▶ **PASSAGE TO READ**:
◇ ◇ ◇ ◇ ◇ ◇ ◇
A Newsweek article just came out, claiming that GamerGate is not about ethics but rather about harassment, coupled with some graphs and numbers to show for.
Before we refute that a quick reminder:
- Most journalists are looking for sensations
- Most journalists don’t really understand statistics
The thing marketers love the most about big data is the manipulations you can pull on it, should you choose to tell either a negative or a positive story. Enthusiastic gamers following NPD videogame sales reports already know how it works: “The Big 3” (Sony, Nintendo and Microsoft) always put some kind of PR spin on a subset of the data to demonstrate why they had a good month, sometimes becoming very creative with the numbers.
The bad thing about pulling these kinds of stunts is how experts can quickly point that you’re manipulating the data and talking out of your ass.
Now, I won’t go into the many failures in the NewsWeek report, as Cainjw already did a fine work there. I will however note two things you should always look for when looking at graphs and charts in the media:
Are they telling the whole truth? Or just throwing some random facts around?
When doing an actual research, you formalize a hypothesis and then choose what test you will carry to accept or reject said hypothesis. In the following case Newsweek made the hypothesis “is it about ethics or harassment?” and to test that they counted the number of times some male and female GamerGate “celebs” were mentioned in tweets containing the hashtag, assuming that more mentions of females equates harassment.
But how is that even proper test for the hypothesis? The fact that one person is mentioned more than another doesn’t show anything one way or another - except for perhaps reinforcing their celeb status in the debate and their own active involvement in it. A proper hypothesis would be “how many of the #gamergate tweets even mention any one of these people in the first place?”. If it’s about ethics and not about harassing people we expect that most of the tweets will not include any one of these people. Luckily, we already have that piece of information:
This paints a pretty clear picture. When looking at the full dataset, mentions of Zoe and Anita are negligible at best.
◇ ◇ ◇ ◇ ◇ ◇ ◇
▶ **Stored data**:
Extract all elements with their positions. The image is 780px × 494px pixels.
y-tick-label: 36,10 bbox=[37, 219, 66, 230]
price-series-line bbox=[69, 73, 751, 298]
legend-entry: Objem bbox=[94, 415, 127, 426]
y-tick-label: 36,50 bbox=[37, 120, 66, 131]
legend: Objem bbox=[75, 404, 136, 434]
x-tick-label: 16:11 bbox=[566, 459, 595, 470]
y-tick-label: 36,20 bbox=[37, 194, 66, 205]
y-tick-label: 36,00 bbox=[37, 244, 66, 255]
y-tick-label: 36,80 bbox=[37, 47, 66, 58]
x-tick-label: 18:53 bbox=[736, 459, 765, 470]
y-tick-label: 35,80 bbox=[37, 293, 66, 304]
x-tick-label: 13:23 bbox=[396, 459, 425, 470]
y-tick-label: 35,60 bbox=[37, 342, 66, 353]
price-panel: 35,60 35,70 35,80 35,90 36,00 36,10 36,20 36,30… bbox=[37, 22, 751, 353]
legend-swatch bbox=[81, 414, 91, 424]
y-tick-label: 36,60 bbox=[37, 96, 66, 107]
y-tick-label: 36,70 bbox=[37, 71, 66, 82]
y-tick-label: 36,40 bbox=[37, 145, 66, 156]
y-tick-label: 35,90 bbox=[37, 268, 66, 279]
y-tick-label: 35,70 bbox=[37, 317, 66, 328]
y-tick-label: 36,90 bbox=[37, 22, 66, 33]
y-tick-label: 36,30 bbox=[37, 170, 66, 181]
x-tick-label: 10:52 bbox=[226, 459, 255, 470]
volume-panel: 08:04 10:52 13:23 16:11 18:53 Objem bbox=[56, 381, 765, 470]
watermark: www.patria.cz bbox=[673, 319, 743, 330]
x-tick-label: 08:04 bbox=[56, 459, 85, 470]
◇ ◇ ◇ ◇ ◇ ◇ ◇
▶ **EXERCISE SET**:
**1.** Output the part of the passage about the Newsweek GamerGate article starting at "A Newsweek article" and ending at "with the numbers.".
**2.** In the passage about the Newsweek GamerGate article, which three companies make up "The Big 3"?
The rows have no connection to the passage about the Newsweek GamerGate article.

▶ **YOUR RESPONSES**:
**1.**
A Newsweek article just came out, claiming that GamerGate is not about ethics but rather about harassment, coupled with some graphs and numbers to show for.
Before we refute that a quick reminder:
- Most journalists are looking for sensations
- Most journalists don’t really understand statistics
The thing marketers love the most about big data is the manipulations you can pull on it, should you choose to tell either a negative or a positive story. Enthusiastic gamers following NPD videogame sales reports already know how it works: “The Big 3” (Sony, Nintendo and Microsoft) always put some kind of PR spin on a subset of the data to demonstrate why they had a good month, sometimes becoming very creative with the numbers.

**2.** Sony, Nintendo and Microsoft.